[What is being asked] Go through the lines below. Copy those with "Velocity".

(Collected data)
--- START ---

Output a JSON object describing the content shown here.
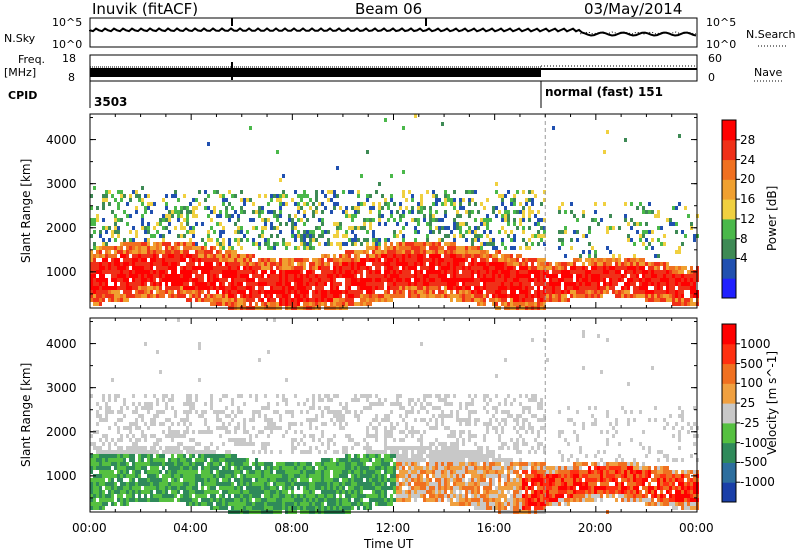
{
  "header": {
    "title": "Inuvik (fitACF)",
    "beam": "Beam 06",
    "date": "03/May/2014"
  },
  "top_panels": {
    "nsky_label": "N.Sky",
    "nsearch_label": "N.Search",
    "noise_ticks_left": [
      "10^5",
      "10^0"
    ],
    "noise_ticks_right": [
      "10^5",
      "10^0"
    ],
    "freq_label_1": "Freq.",
    "freq_label_2": "[MHz]",
    "freq_ticks": [
      "18",
      "8"
    ],
    "nave_label": "Nave",
    "nave_ticks": [
      "60",
      "0"
    ],
    "cpid_label": "CPID",
    "cpid_value": "3503",
    "mode_text": "normal (fast) 151"
  },
  "chart_data": [
    {
      "type": "heatmap",
      "quantity": "Power",
      "ylabel": "Slant Range [km]",
      "yticks": [
        "4000",
        "3000",
        "2000",
        "1000"
      ],
      "ylim": [
        180,
        4580
      ],
      "xlim": [
        0,
        24
      ],
      "colorbar": {
        "label": "Power [dB]",
        "ticks": [
          "28",
          "24",
          "20",
          "16",
          "12",
          "8",
          "4"
        ],
        "colors": [
          "#2020ff",
          "#2050b0",
          "#3e8a55",
          "#4ab84a",
          "#f0d040",
          "#f0a030",
          "#f07020",
          "#f03018",
          "#ff0000"
        ]
      },
      "vertical_marker_ut": 18.0
    },
    {
      "type": "heatmap",
      "quantity": "Velocity",
      "ylabel": "Slant Range [km]",
      "yticks": [
        "4000",
        "3000",
        "2000",
        "1000"
      ],
      "ylim": [
        180,
        4580
      ],
      "xlim": [
        0,
        24
      ],
      "xticks": [
        "00:00",
        "04:00",
        "08:00",
        "12:00",
        "16:00",
        "20:00",
        "00:00"
      ],
      "xlabel": "Time UT",
      "colorbar": {
        "label": "Velocity [m s^-1]",
        "ticks": [
          "1000",
          "500",
          "100",
          "25",
          "-25",
          "-100",
          "-500",
          "-1000"
        ],
        "colors": [
          "#1a3fa8",
          "#2d6e9e",
          "#2f8a5a",
          "#55c040",
          "#c8c8c8",
          "#f0a040",
          "#f07020",
          "#ff3010",
          "#ff0000"
        ]
      },
      "vertical_marker_ut": 18.0
    }
  ]
}
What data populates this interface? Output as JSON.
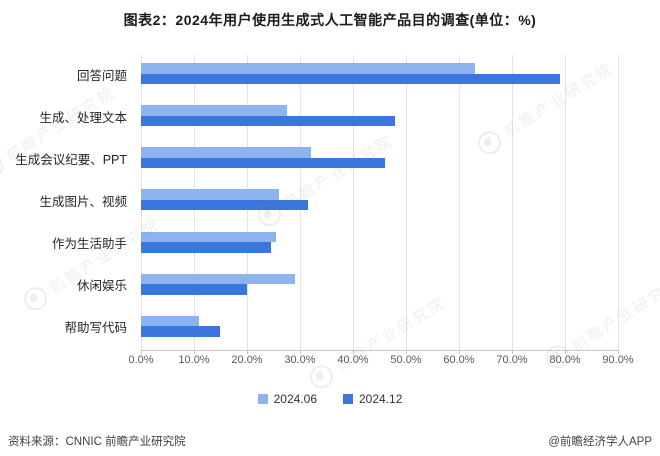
{
  "title": "图表2：2024年用户使用生成式人工智能产品目的调查(单位：%)",
  "chart_data": {
    "type": "bar",
    "orientation": "horizontal",
    "title": "图表2：2024年用户使用生成式人工智能产品目的调查(单位：%)",
    "unit": "%",
    "categories": [
      "回答问题",
      "生成、处理文本",
      "生成会议纪要、PPT",
      "生成图片、视频",
      "作为生活助手",
      "休闲娱乐",
      "帮助写代码"
    ],
    "series": [
      {
        "name": "2024.06",
        "color": "#8EB4F0",
        "values": [
          63,
          27.5,
          32,
          26,
          25.5,
          29,
          11
        ]
      },
      {
        "name": "2024.12",
        "color": "#3B76DE",
        "values": [
          79,
          48,
          46,
          31.5,
          24.5,
          20,
          15
        ]
      }
    ],
    "xlim": [
      0,
      90
    ],
    "x_ticks": [
      "0.0%",
      "10.0%",
      "20.0%",
      "30.0%",
      "40.0%",
      "50.0%",
      "60.0%",
      "70.0%",
      "80.0%",
      "90.0%"
    ],
    "grid": true,
    "legend_position": "bottom"
  },
  "legend": {
    "items": [
      "2024.06",
      "2024.12"
    ]
  },
  "footer": {
    "source": "资料来源：CNNIC 前瞻产业研究院",
    "credit": "@前瞻经济学人APP"
  },
  "watermark": {
    "text": "前瞻产业研究院"
  },
  "colors": {
    "series_2024_06": "#8EB4F0",
    "series_2024_12": "#3B76DE",
    "gridline": "#e3e3e3",
    "axis_text": "#595959"
  }
}
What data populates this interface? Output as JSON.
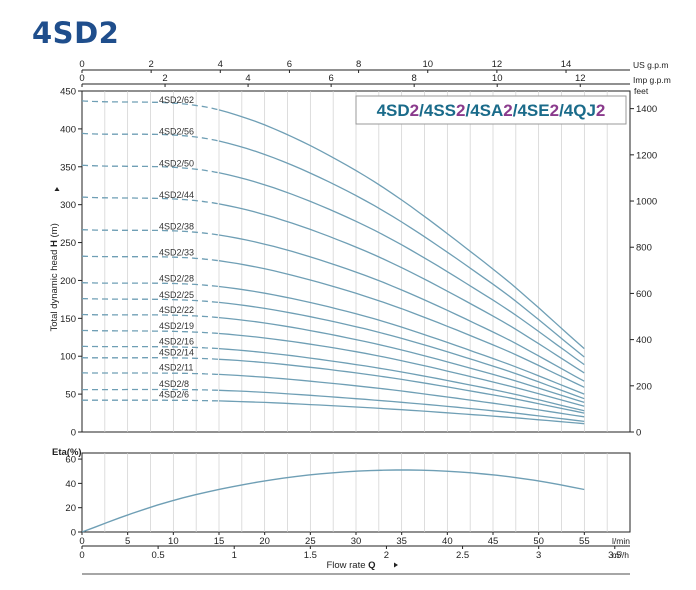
{
  "title": "4SD2",
  "chart_data": [
    {
      "type": "line",
      "model_banner": [
        "4SD",
        "2",
        "/4SS",
        "2",
        "/4SA",
        "2",
        "/4SE",
        "2",
        "/4QJ",
        "2"
      ],
      "ylabel_prefix": "Total dynamic head ",
      "ylabel_symbol": "H",
      "ylabel_unit": " (m)",
      "ylim": [
        0,
        450
      ],
      "yticks": [
        0,
        50,
        100,
        150,
        200,
        250,
        300,
        350,
        400,
        450
      ],
      "y2_unit": "feet",
      "y2ticks": [
        0,
        200,
        400,
        600,
        800,
        1000,
        1200,
        1400
      ],
      "top_axis1_unit": "US g.p.m",
      "top_axis1_ticks": [
        0,
        2,
        4,
        6,
        8,
        10,
        12,
        14
      ],
      "top_axis2_unit": "Imp g.p.m",
      "top_axis2_ticks": [
        0,
        2,
        4,
        6,
        8,
        10,
        12
      ],
      "xlim": [
        0,
        60
      ],
      "dashed_until": 15,
      "series": [
        {
          "name": "4SD2/62",
          "x": [
            0,
            15,
            30,
            45,
            55
          ],
          "values": [
            437,
            425,
            345,
            215,
            110
          ]
        },
        {
          "name": "4SD2/56",
          "x": [
            0,
            15,
            30,
            45,
            55
          ],
          "values": [
            394,
            384,
            312,
            195,
            99
          ]
        },
        {
          "name": "4SD2/50",
          "x": [
            0,
            15,
            30,
            45,
            55
          ],
          "values": [
            352,
            342,
            278,
            174,
            89
          ]
        },
        {
          "name": "4SD2/44",
          "x": [
            0,
            15,
            30,
            45,
            55
          ],
          "values": [
            310,
            301,
            244,
            153,
            78
          ]
        },
        {
          "name": "4SD2/38",
          "x": [
            0,
            15,
            30,
            45,
            55
          ],
          "values": [
            267,
            260,
            211,
            132,
            67
          ]
        },
        {
          "name": "4SD2/33",
          "x": [
            0,
            15,
            30,
            45,
            55
          ],
          "values": [
            232,
            226,
            183,
            115,
            59
          ]
        },
        {
          "name": "4SD2/28",
          "x": [
            0,
            15,
            30,
            45,
            55
          ],
          "values": [
            197,
            192,
            156,
            97,
            50
          ]
        },
        {
          "name": "4SD2/25",
          "x": [
            0,
            15,
            30,
            45,
            55
          ],
          "values": [
            176,
            171,
            139,
            87,
            44
          ]
        },
        {
          "name": "4SD2/22",
          "x": [
            0,
            15,
            30,
            45,
            55
          ],
          "values": [
            155,
            151,
            122,
            76,
            39
          ]
        },
        {
          "name": "4SD2/19",
          "x": [
            0,
            15,
            30,
            45,
            55
          ],
          "values": [
            134,
            130,
            106,
            66,
            34
          ]
        },
        {
          "name": "4SD2/16",
          "x": [
            0,
            15,
            30,
            45,
            55
          ],
          "values": [
            113,
            110,
            89,
            56,
            28
          ]
        },
        {
          "name": "4SD2/14",
          "x": [
            0,
            15,
            30,
            45,
            55
          ],
          "values": [
            98,
            96,
            78,
            49,
            25
          ]
        },
        {
          "name": "4SD2/11",
          "x": [
            0,
            15,
            30,
            45,
            55
          ],
          "values": [
            78,
            76,
            61,
            38,
            20
          ]
        },
        {
          "name": "4SD2/8",
          "x": [
            0,
            15,
            30,
            45,
            55
          ],
          "values": [
            56,
            55,
            44,
            28,
            14
          ]
        },
        {
          "name": "4SD2/6",
          "x": [
            0,
            15,
            30,
            45,
            55
          ],
          "values": [
            42,
            41,
            33,
            21,
            11
          ]
        }
      ]
    },
    {
      "type": "line",
      "ylabel": "Eta(%)",
      "ylim": [
        0,
        65
      ],
      "yticks": [
        0,
        20,
        40,
        60
      ],
      "xlim": [
        0,
        60
      ],
      "series": [
        {
          "name": "",
          "x": [
            0,
            5,
            10,
            15,
            20,
            25,
            30,
            35,
            40,
            45,
            50,
            55
          ],
          "values": [
            0,
            14,
            26,
            35,
            42,
            47,
            50,
            51,
            50,
            47,
            42,
            35
          ]
        }
      ]
    }
  ],
  "bottom_axis": {
    "x_lmin_unit": "l/min",
    "x_lmin_ticks": [
      0,
      5,
      10,
      15,
      20,
      25,
      30,
      35,
      40,
      45,
      50,
      55
    ],
    "x_m3h_unit": "m³/h",
    "x_m3h_ticks": [
      "0",
      "0.5",
      "1",
      "1.5",
      "2",
      "2.5",
      "3",
      "3.5"
    ],
    "xlabel_prefix": "Flow  rate  ",
    "xlabel_symbol": "Q"
  },
  "colors": {
    "curve": "#6f9fb5",
    "title": "#1f4e8c",
    "banner_model": "#1a6b8a",
    "banner_num": "#8a3a8c"
  }
}
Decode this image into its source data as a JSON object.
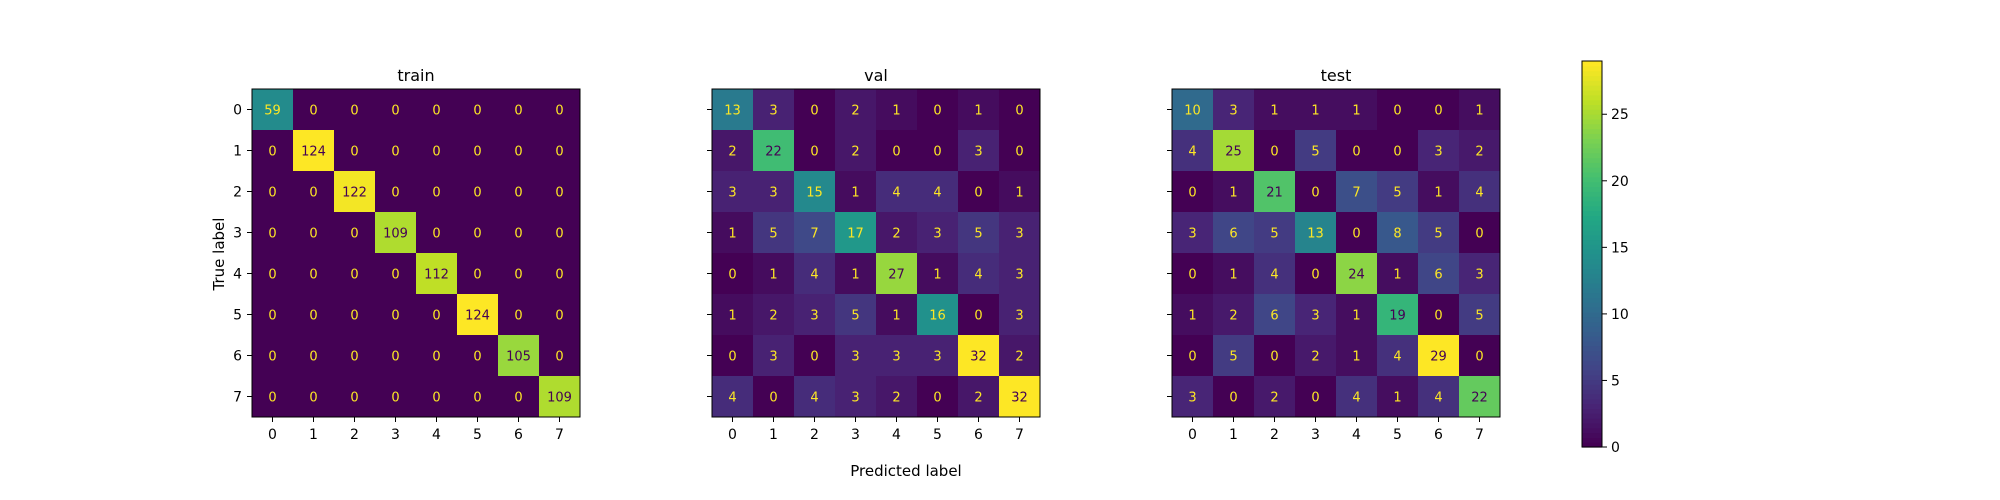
{
  "chart_data": {
    "type": "heatmap",
    "figure_xlabel": "Predicted label",
    "figure_ylabel": "True label",
    "labels": [
      "0",
      "1",
      "2",
      "3",
      "4",
      "5",
      "6",
      "7"
    ],
    "colormap": "viridis",
    "colorbar": {
      "min": 0,
      "max": 29,
      "ticks": [
        0,
        5,
        10,
        15,
        20,
        25
      ]
    },
    "panels": [
      {
        "title": "train",
        "matrix": [
          [
            59,
            0,
            0,
            0,
            0,
            0,
            0,
            0
          ],
          [
            0,
            124,
            0,
            0,
            0,
            0,
            0,
            0
          ],
          [
            0,
            0,
            122,
            0,
            0,
            0,
            0,
            0
          ],
          [
            0,
            0,
            0,
            109,
            0,
            0,
            0,
            0
          ],
          [
            0,
            0,
            0,
            0,
            112,
            0,
            0,
            0
          ],
          [
            0,
            0,
            0,
            0,
            0,
            124,
            0,
            0
          ],
          [
            0,
            0,
            0,
            0,
            0,
            0,
            105,
            0
          ],
          [
            0,
            0,
            0,
            0,
            0,
            0,
            0,
            109
          ]
        ]
      },
      {
        "title": "val",
        "matrix": [
          [
            13,
            3,
            0,
            2,
            1,
            0,
            1,
            0
          ],
          [
            2,
            22,
            0,
            2,
            0,
            0,
            3,
            0
          ],
          [
            3,
            3,
            15,
            1,
            4,
            4,
            0,
            1
          ],
          [
            1,
            5,
            7,
            17,
            2,
            3,
            5,
            3
          ],
          [
            0,
            1,
            4,
            1,
            27,
            1,
            4,
            3
          ],
          [
            1,
            2,
            3,
            5,
            1,
            16,
            0,
            3
          ],
          [
            0,
            3,
            0,
            3,
            3,
            3,
            32,
            2
          ],
          [
            4,
            0,
            4,
            3,
            2,
            0,
            2,
            32
          ]
        ]
      },
      {
        "title": "test",
        "matrix": [
          [
            10,
            3,
            1,
            1,
            1,
            0,
            0,
            1
          ],
          [
            4,
            25,
            0,
            5,
            0,
            0,
            3,
            2
          ],
          [
            0,
            1,
            21,
            0,
            7,
            5,
            1,
            4
          ],
          [
            3,
            6,
            5,
            13,
            0,
            8,
            5,
            0
          ],
          [
            0,
            1,
            4,
            0,
            24,
            1,
            6,
            3
          ],
          [
            1,
            2,
            6,
            3,
            1,
            19,
            0,
            5
          ],
          [
            0,
            5,
            0,
            2,
            1,
            4,
            29,
            0
          ],
          [
            3,
            0,
            2,
            0,
            4,
            1,
            4,
            22
          ]
        ]
      }
    ]
  }
}
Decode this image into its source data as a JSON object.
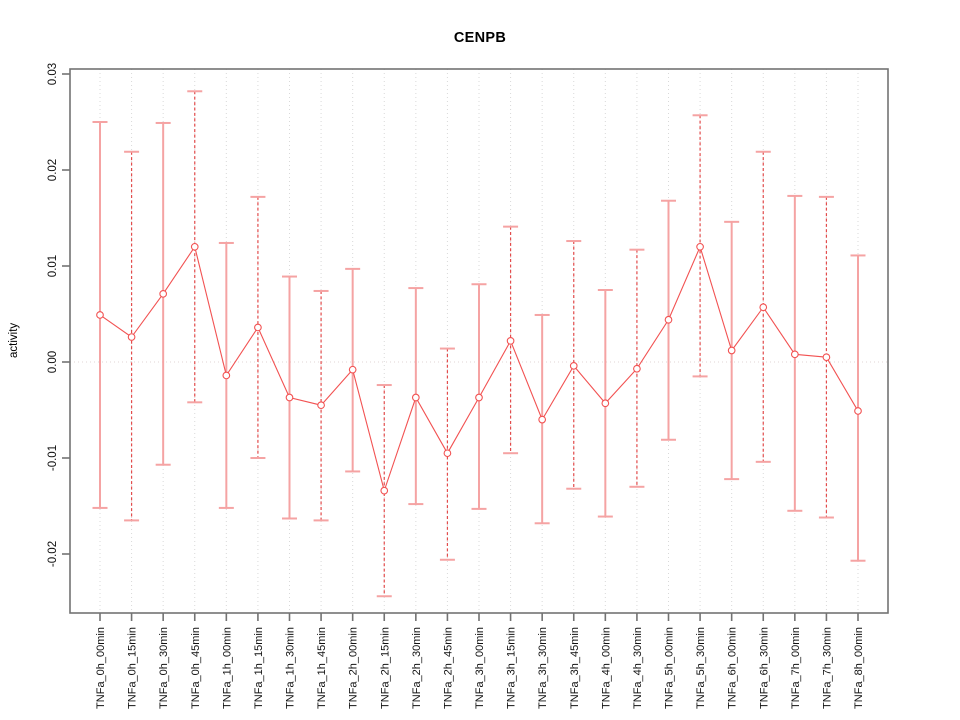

--- END ---

[Exercise response]
      "quantity": "Velocity",
        "label": "Velocity [m s^-1]",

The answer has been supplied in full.